--- begin ---

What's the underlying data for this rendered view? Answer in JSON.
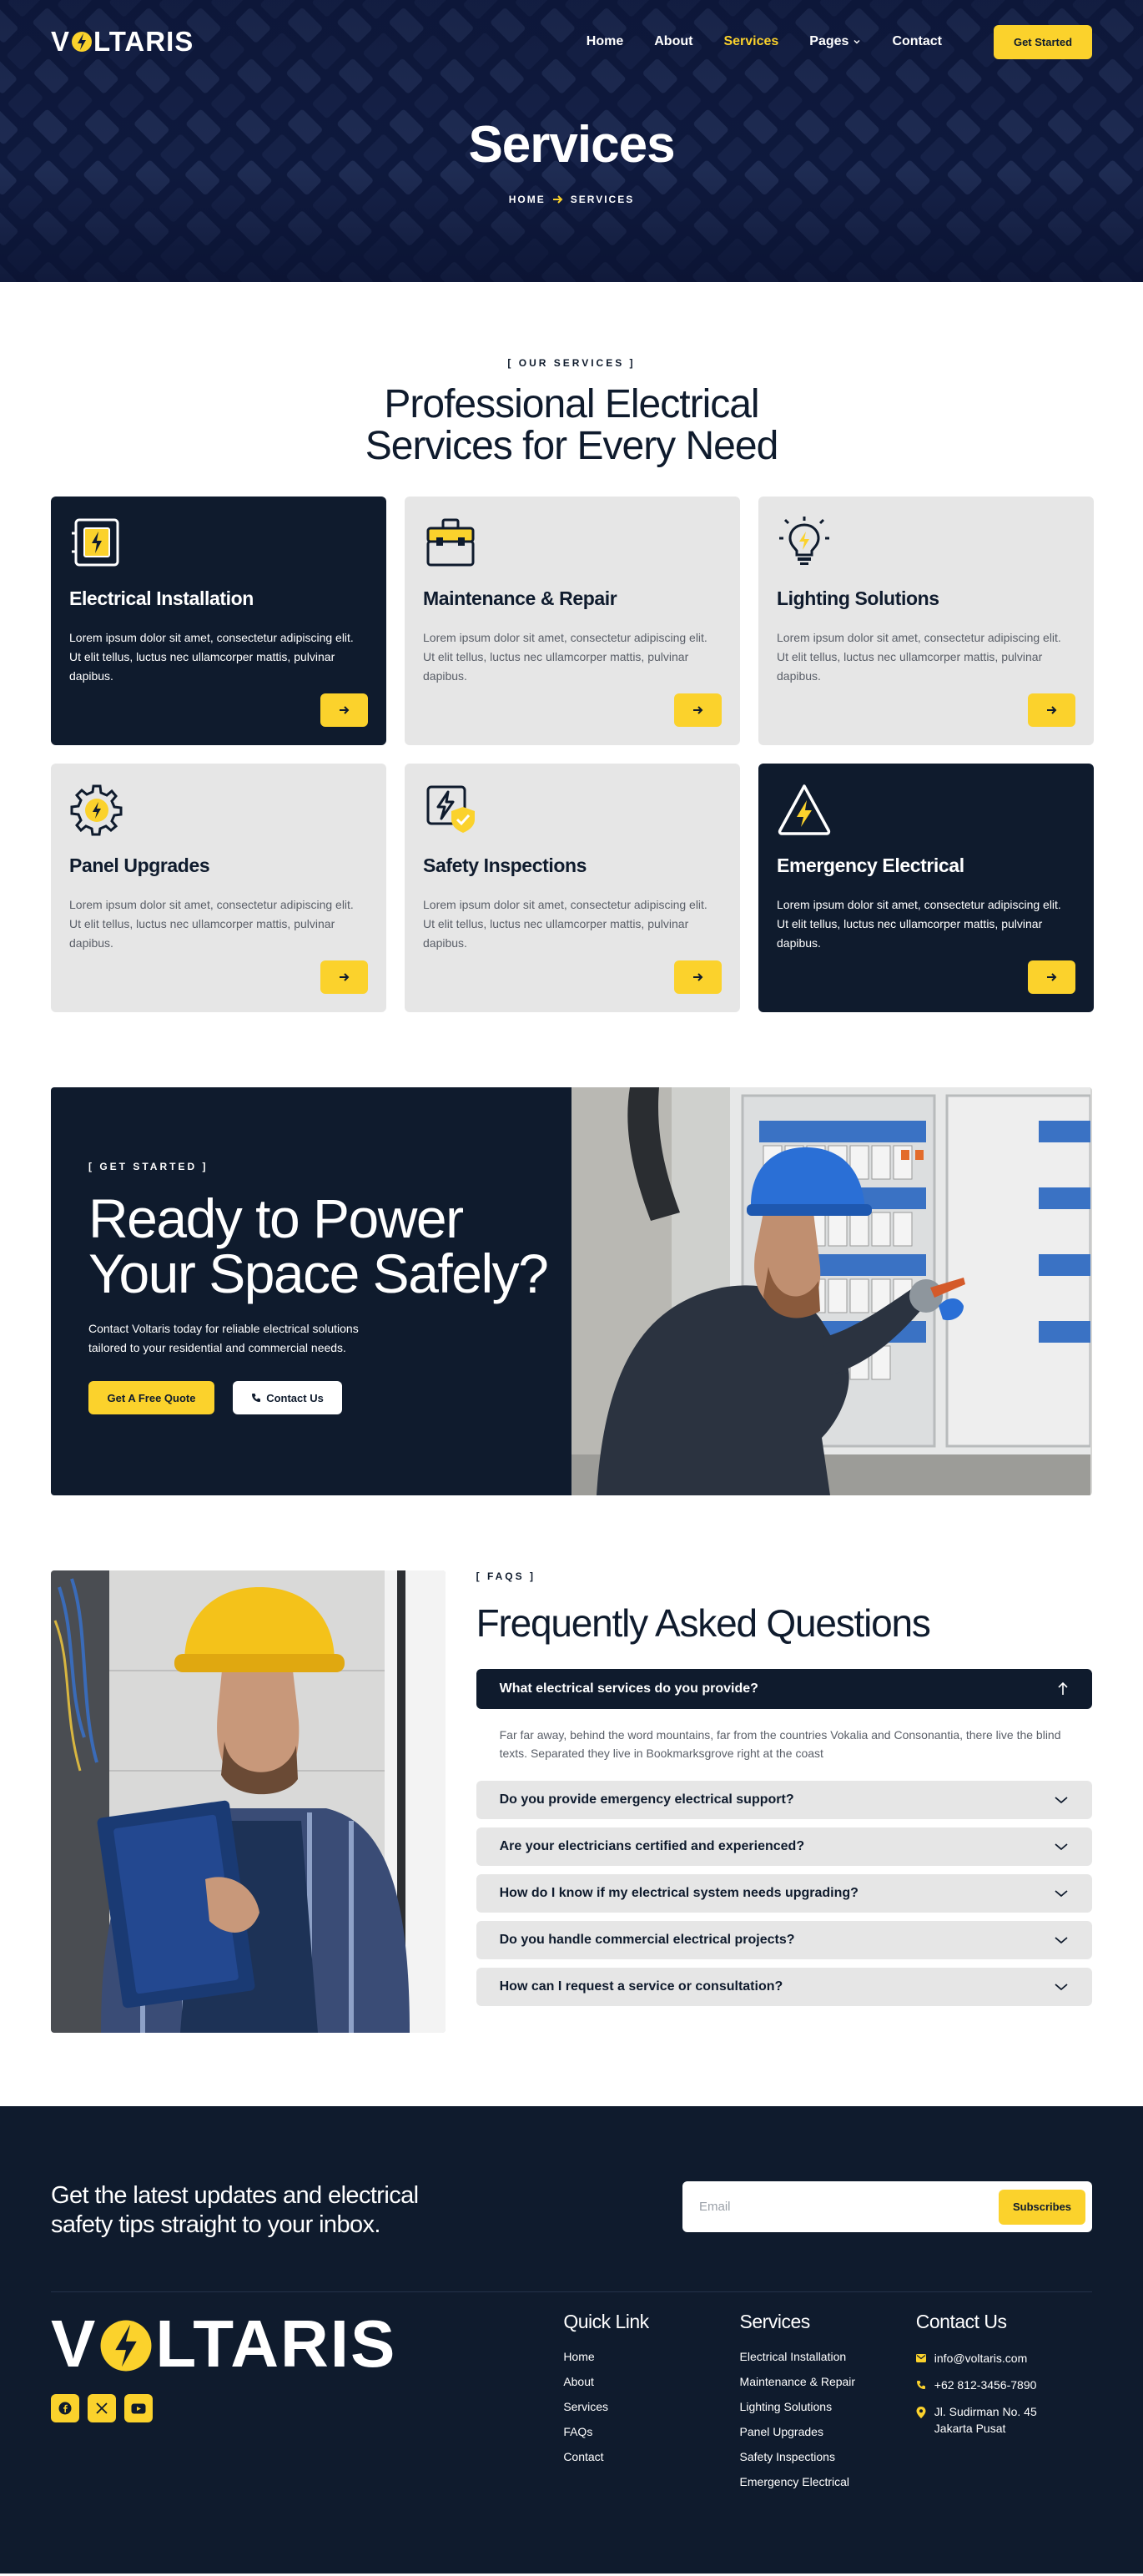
{
  "brand": {
    "name": "VOLTARIS",
    "name_pre": "V",
    "name_post": "LTARIS",
    "accent": "#fbd22c",
    "dark": "#0f1b2d"
  },
  "nav": {
    "items": [
      {
        "label": "Home",
        "active": false
      },
      {
        "label": "About",
        "active": false
      },
      {
        "label": "Services",
        "active": true
      },
      {
        "label": "Pages",
        "active": false,
        "dropdown": true
      },
      {
        "label": "Contact",
        "active": false
      }
    ],
    "cta_label": "Get Started"
  },
  "hero": {
    "title": "Services",
    "breadcrumb_home": "HOME",
    "breadcrumb_current": "SERVICES"
  },
  "services": {
    "eyebrow": "[ OUR SERVICES ]",
    "title_line1": "Professional Electrical",
    "title_line2": "Services for Every Need",
    "cards": [
      {
        "title": "Electrical Installation",
        "desc": "Lorem ipsum dolor sit amet, consectetur adipiscing elit. Ut elit tellus, luctus nec ullamcorper mattis, pulvinar dapibus.",
        "icon": "electrical-panel-icon",
        "dark": true
      },
      {
        "title": "Maintenance & Repair",
        "desc": "Lorem ipsum dolor sit amet, consectetur adipiscing elit. Ut elit tellus, luctus nec ullamcorper mattis, pulvinar dapibus.",
        "icon": "toolbox-icon",
        "dark": false
      },
      {
        "title": "Lighting Solutions",
        "desc": "Lorem ipsum dolor sit amet, consectetur adipiscing elit. Ut elit tellus, luctus nec ullamcorper mattis, pulvinar dapibus.",
        "icon": "lightbulb-icon",
        "dark": false
      },
      {
        "title": "Panel Upgrades",
        "desc": "Lorem ipsum dolor sit amet, consectetur adipiscing elit. Ut elit tellus, luctus nec ullamcorper mattis, pulvinar dapibus.",
        "icon": "gear-bolt-icon",
        "dark": false
      },
      {
        "title": "Safety Inspections",
        "desc": "Lorem ipsum dolor sit amet, consectetur adipiscing elit. Ut elit tellus, luctus nec ullamcorper mattis, pulvinar dapibus.",
        "icon": "shield-check-icon",
        "dark": false
      },
      {
        "title": "Emergency Electrical",
        "desc": "Lorem ipsum dolor sit amet, consectetur adipiscing elit. Ut elit tellus, luctus nec ullamcorper mattis, pulvinar dapibus.",
        "icon": "warning-bolt-icon",
        "dark": true
      }
    ]
  },
  "cta": {
    "eyebrow": "[ GET STARTED ]",
    "title_line1": "Ready to Power",
    "title_line2": "Your Space Safely?",
    "text": "Contact Voltaris today for reliable electrical solutions tailored to your residential and commercial needs.",
    "primary_label": "Get A Free Quote",
    "secondary_label": "Contact Us"
  },
  "faq": {
    "eyebrow": "[ FAQS ]",
    "title": "Frequently Asked Questions",
    "open_question": "What electrical services do you provide?",
    "open_answer": "Far far away, behind the word mountains, far from the countries Vokalia and Consonantia, there live the blind texts. Separated they live in Bookmarksgrove right at the coast",
    "items": [
      "Do you provide emergency electrical support?",
      "Are your electricians certified and experienced?",
      "How do I know if my electrical system needs upgrading?",
      "Do you handle commercial electrical projects?",
      "How can I request a service or consultation?"
    ]
  },
  "footer": {
    "newsletter_text": "Get the latest updates and electrical safety tips straight to your inbox.",
    "email_placeholder": "Email",
    "subscribe_label": "Subscribes",
    "quick_link_title": "Quick Link",
    "quick_links": [
      "Home",
      "About",
      "Services",
      "FAQs",
      "Contact"
    ],
    "services_title": "Services",
    "services_links": [
      "Electrical Installation",
      "Maintenance & Repair",
      "Lighting Solutions",
      "Panel Upgrades",
      "Safety Inspections",
      "Emergency Electrical"
    ],
    "contact_title": "Contact Us",
    "contact": {
      "email": "info@voltaris.com",
      "phone": "+62 812-3456-7890",
      "address": "Jl. Sudirman No. 45 Jakarta Pusat"
    },
    "socials": [
      "facebook-icon",
      "x-icon",
      "youtube-icon"
    ]
  }
}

--- end ---

Exercise details:
Leave the images out, please, and restate each line word for word.

The solution:
What's the underlying data for this rendered view? Answer in JSON.
{
  "brand": {
    "name": "VOLTARIS",
    "name_pre": "V",
    "name_post": "LTARIS",
    "accent": "#fbd22c",
    "dark": "#0f1b2d"
  },
  "nav": {
    "items": [
      {
        "label": "Home",
        "active": false
      },
      {
        "label": "About",
        "active": false
      },
      {
        "label": "Services",
        "active": true
      },
      {
        "label": "Pages",
        "active": false,
        "dropdown": true
      },
      {
        "label": "Contact",
        "active": false
      }
    ],
    "cta_label": "Get Started"
  },
  "hero": {
    "title": "Services",
    "breadcrumb_home": "HOME",
    "breadcrumb_current": "SERVICES"
  },
  "services": {
    "eyebrow": "[ OUR SERVICES ]",
    "title_line1": "Professional Electrical",
    "title_line2": "Services for Every Need",
    "cards": [
      {
        "title": "Electrical Installation",
        "desc": "Lorem ipsum dolor sit amet, consectetur adipiscing elit. Ut elit tellus, luctus nec ullamcorper mattis, pulvinar dapibus.",
        "icon": "electrical-panel-icon",
        "dark": true
      },
      {
        "title": "Maintenance & Repair",
        "desc": "Lorem ipsum dolor sit amet, consectetur adipiscing elit. Ut elit tellus, luctus nec ullamcorper mattis, pulvinar dapibus.",
        "icon": "toolbox-icon",
        "dark": false
      },
      {
        "title": "Lighting Solutions",
        "desc": "Lorem ipsum dolor sit amet, consectetur adipiscing elit. Ut elit tellus, luctus nec ullamcorper mattis, pulvinar dapibus.",
        "icon": "lightbulb-icon",
        "dark": false
      },
      {
        "title": "Panel Upgrades",
        "desc": "Lorem ipsum dolor sit amet, consectetur adipiscing elit. Ut elit tellus, luctus nec ullamcorper mattis, pulvinar dapibus.",
        "icon": "gear-bolt-icon",
        "dark": false
      },
      {
        "title": "Safety Inspections",
        "desc": "Lorem ipsum dolor sit amet, consectetur adipiscing elit. Ut elit tellus, luctus nec ullamcorper mattis, pulvinar dapibus.",
        "icon": "shield-check-icon",
        "dark": false
      },
      {
        "title": "Emergency Electrical",
        "desc": "Lorem ipsum dolor sit amet, consectetur adipiscing elit. Ut elit tellus, luctus nec ullamcorper mattis, pulvinar dapibus.",
        "icon": "warning-bolt-icon",
        "dark": true
      }
    ]
  },
  "cta": {
    "eyebrow": "[ GET STARTED ]",
    "title_line1": "Ready to Power",
    "title_line2": "Your Space Safely?",
    "text": "Contact Voltaris today for reliable electrical solutions tailored to your residential and commercial needs.",
    "primary_label": "Get A Free Quote",
    "secondary_label": "Contact Us"
  },
  "faq": {
    "eyebrow": "[ FAQS ]",
    "title": "Frequently Asked Questions",
    "open_question": "What electrical services do you provide?",
    "open_answer": "Far far away, behind the word mountains, far from the countries Vokalia and Consonantia, there live the blind texts. Separated they live in Bookmarksgrove right at the coast",
    "items": [
      "Do you provide emergency electrical support?",
      "Are your electricians certified and experienced?",
      "How do I know if my electrical system needs upgrading?",
      "Do you handle commercial electrical projects?",
      "How can I request a service or consultation?"
    ]
  },
  "footer": {
    "newsletter_text": "Get the latest updates and electrical safety tips straight to your inbox.",
    "email_placeholder": "Email",
    "subscribe_label": "Subscribes",
    "quick_link_title": "Quick Link",
    "quick_links": [
      "Home",
      "About",
      "Services",
      "FAQs",
      "Contact"
    ],
    "services_title": "Services",
    "services_links": [
      "Electrical Installation",
      "Maintenance & Repair",
      "Lighting Solutions",
      "Panel Upgrades",
      "Safety Inspections",
      "Emergency Electrical"
    ],
    "contact_title": "Contact Us",
    "contact": {
      "email": "info@voltaris.com",
      "phone": "+62 812-3456-7890",
      "address": "Jl. Sudirman No. 45 Jakarta Pusat"
    },
    "socials": [
      "facebook-icon",
      "x-icon",
      "youtube-icon"
    ]
  }
}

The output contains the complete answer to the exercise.